**EXERCISE DESCRIPTION:** Write out each line exactly as given. Leave the pictures out of your copy.

Collected data entries
>> BEGIN
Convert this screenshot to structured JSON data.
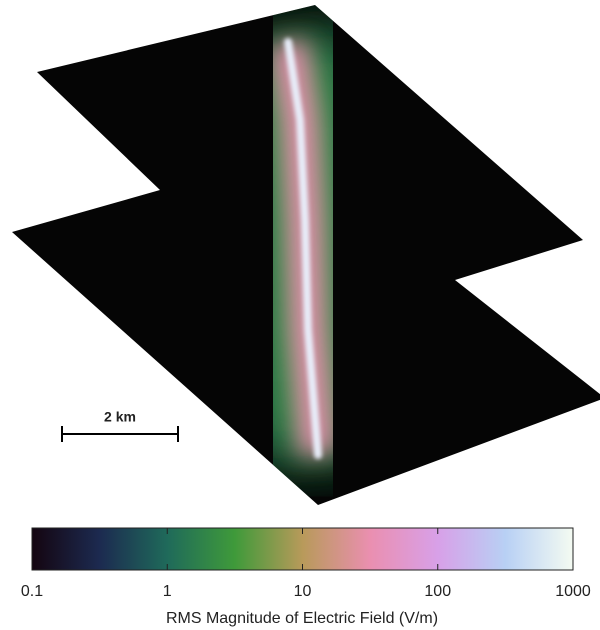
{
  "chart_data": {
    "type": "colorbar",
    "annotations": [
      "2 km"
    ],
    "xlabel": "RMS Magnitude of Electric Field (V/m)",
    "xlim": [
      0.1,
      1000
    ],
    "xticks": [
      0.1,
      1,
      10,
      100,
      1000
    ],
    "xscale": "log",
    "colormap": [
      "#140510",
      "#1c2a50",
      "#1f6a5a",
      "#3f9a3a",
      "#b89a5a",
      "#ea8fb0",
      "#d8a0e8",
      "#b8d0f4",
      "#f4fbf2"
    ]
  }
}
>> END
**SOLUTION TO THE PROBLEM:**
Convert this screenshot to structured JSON data.
{
  "chart_data": {
    "type": "colorbar",
    "annotations": [
      "2 km"
    ],
    "xlabel": "RMS Magnitude of Electric Field (V/m)",
    "xlim": [
      0.1,
      1000
    ],
    "xticks": [
      0.1,
      1,
      10,
      100,
      1000
    ],
    "xscale": "log",
    "colormap": [
      "#140510",
      "#1c2a50",
      "#1f6a5a",
      "#3f9a3a",
      "#b89a5a",
      "#ea8fb0",
      "#d8a0e8",
      "#b8d0f4",
      "#f4fbf2"
    ]
  }
}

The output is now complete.